• [TASK DIRECTIONS]
Quote all of the data that follows exactly as written, skipping the images.

Figure content listings:

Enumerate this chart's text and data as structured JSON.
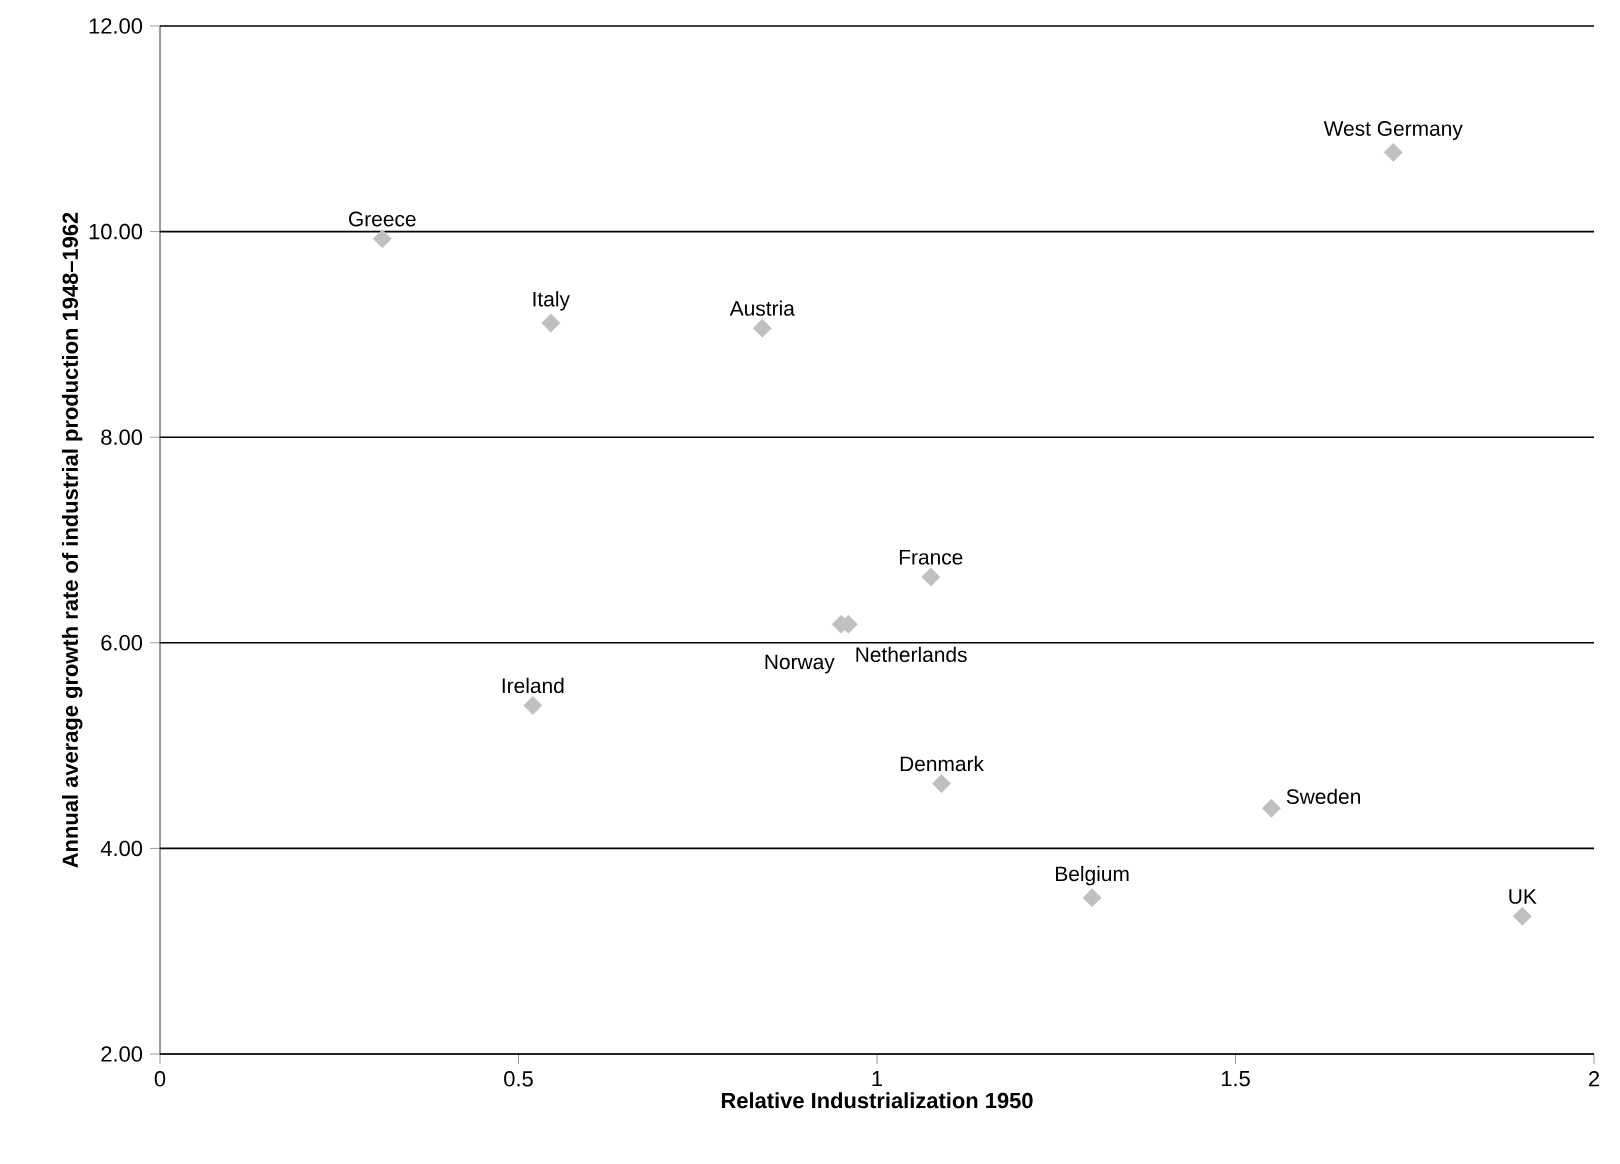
{
  "chart_data": {
    "type": "scatter",
    "xlabel": "Relative Industrialization 1950",
    "ylabel": "Annual average growth rate of industrial production 1948–1962",
    "xlim": [
      0,
      2
    ],
    "xticks": [
      0,
      0.5,
      1,
      1.5,
      2
    ],
    "ylim": [
      2,
      12
    ],
    "yticks": [
      {
        "value": 2,
        "label": "2.00"
      },
      {
        "value": 4,
        "label": "4.00"
      },
      {
        "value": 6,
        "label": "6.00"
      },
      {
        "value": 8,
        "label": "8.00"
      },
      {
        "value": 10,
        "label": "10.00"
      },
      {
        "value": 12,
        "label": "12.00"
      }
    ],
    "grid": "y",
    "legend": false,
    "marker": "diamond",
    "series": [
      {
        "name": "Greece",
        "color": "#c0c0c0",
        "x": [
          0.31
        ],
        "values": [
          9.93
        ]
      },
      {
        "name": "Italy",
        "color": "#c0c0c0",
        "x": [
          0.545
        ],
        "values": [
          9.11
        ]
      },
      {
        "name": "Austria",
        "color": "#c0c0c0",
        "x": [
          0.84
        ],
        "values": [
          9.06
        ]
      },
      {
        "name": "West Germany",
        "color": "#c0c0c0",
        "x": [
          1.72
        ],
        "values": [
          10.77
        ]
      },
      {
        "name": "France",
        "color": "#c0c0c0",
        "x": [
          1.075
        ],
        "values": [
          6.64
        ]
      },
      {
        "name": "Norway",
        "color": "#c0c0c0",
        "x": [
          0.95
        ],
        "values": [
          6.18
        ]
      },
      {
        "name": "Netherlands",
        "color": "#c0c0c0",
        "x": [
          0.96
        ],
        "values": [
          6.18
        ]
      },
      {
        "name": "Ireland",
        "color": "#c0c0c0",
        "x": [
          0.52
        ],
        "values": [
          5.39
        ]
      },
      {
        "name": "Denmark",
        "color": "#c0c0c0",
        "x": [
          1.09
        ],
        "values": [
          4.63
        ]
      },
      {
        "name": "Sweden",
        "color": "#c0c0c0",
        "x": [
          1.55
        ],
        "values": [
          4.39
        ]
      },
      {
        "name": "Belgium",
        "color": "#c0c0c0",
        "x": [
          1.3
        ],
        "values": [
          3.52
        ]
      },
      {
        "name": "UK",
        "color": "#c0c0c0",
        "x": [
          1.9
        ],
        "values": [
          3.34
        ]
      }
    ]
  }
}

• [RESULT]
Enumerate this chart's text and data as structured JSON.
{
  "chart_data": {
    "type": "scatter",
    "xlabel": "Relative Industrialization 1950",
    "ylabel": "Annual average growth rate of industrial production 1948–1962",
    "xlim": [
      0,
      2
    ],
    "xticks": [
      0,
      0.5,
      1,
      1.5,
      2
    ],
    "ylim": [
      2,
      12
    ],
    "yticks": [
      {
        "value": 2,
        "label": "2.00"
      },
      {
        "value": 4,
        "label": "4.00"
      },
      {
        "value": 6,
        "label": "6.00"
      },
      {
        "value": 8,
        "label": "8.00"
      },
      {
        "value": 10,
        "label": "10.00"
      },
      {
        "value": 12,
        "label": "12.00"
      }
    ],
    "grid": "y",
    "legend": false,
    "marker": "diamond",
    "series": [
      {
        "name": "Greece",
        "color": "#c0c0c0",
        "x": [
          0.31
        ],
        "values": [
          9.93
        ]
      },
      {
        "name": "Italy",
        "color": "#c0c0c0",
        "x": [
          0.545
        ],
        "values": [
          9.11
        ]
      },
      {
        "name": "Austria",
        "color": "#c0c0c0",
        "x": [
          0.84
        ],
        "values": [
          9.06
        ]
      },
      {
        "name": "West Germany",
        "color": "#c0c0c0",
        "x": [
          1.72
        ],
        "values": [
          10.77
        ]
      },
      {
        "name": "France",
        "color": "#c0c0c0",
        "x": [
          1.075
        ],
        "values": [
          6.64
        ]
      },
      {
        "name": "Norway",
        "color": "#c0c0c0",
        "x": [
          0.95
        ],
        "values": [
          6.18
        ]
      },
      {
        "name": "Netherlands",
        "color": "#c0c0c0",
        "x": [
          0.96
        ],
        "values": [
          6.18
        ]
      },
      {
        "name": "Ireland",
        "color": "#c0c0c0",
        "x": [
          0.52
        ],
        "values": [
          5.39
        ]
      },
      {
        "name": "Denmark",
        "color": "#c0c0c0",
        "x": [
          1.09
        ],
        "values": [
          4.63
        ]
      },
      {
        "name": "Sweden",
        "color": "#c0c0c0",
        "x": [
          1.55
        ],
        "values": [
          4.39
        ]
      },
      {
        "name": "Belgium",
        "color": "#c0c0c0",
        "x": [
          1.3
        ],
        "values": [
          3.52
        ]
      },
      {
        "name": "UK",
        "color": "#c0c0c0",
        "x": [
          1.9
        ],
        "values": [
          3.34
        ]
      }
    ]
  }
}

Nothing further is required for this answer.